What the task asks -
In the article on reusing old smartphones, what share of U.S. consumers have old phones gathering dust, according to the survey it cites?
## Start Document passage
Entertainment, education and security among ways you can still use your older smartphone.
As you talk, email or text with your smartphone, ask yourself a quick question: Whatever happened to your old handheld?
If you’re like most people, not much. According to a national Google Consumer Survey, more than half of U.S. consumers have old phones gathering dust somewhere. But what do you do with your personal mobile device when it’s past its usefulness? Actually, there are quite a few options. Here are some ways you can give a second life to your once-invaluable smartphone:
Create a Tool for the Eyes
One obvious benefit of an old smartphone is its video capabilities, which ironically are one of the first reasons people change phones. But there are situations when an old handheld is as good, if not better, than its next-generation descendant. Try keeping your old smartphone in play as one of these items:
1. Low-cost (or no-cost) webcam. Nearly all laptops now come with a webcam. That webcam may not, however, be as good as the one on your old smartphone. Instead of spending money on external upgrade, make your Bluetooth-enabled phone into the new laptop camera using an application such as IP Webcam.
2. Baby monitor/security device. The webcam function also makes the phone usable as a simple (and inexpensive) way to watch your child. Mount it to the wall over the crib or elsewhere in the house, and you’ll be able to see and hear whatever your little one is up to.
## End Document passage
## Start Given material
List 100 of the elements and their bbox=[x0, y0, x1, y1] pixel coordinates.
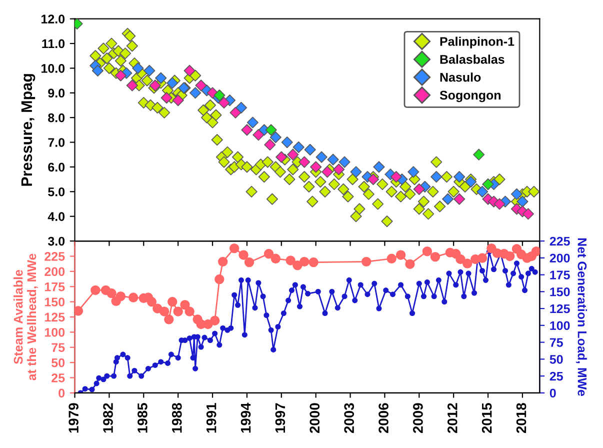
## End Given material
The response -
More than half of U.S. consumers.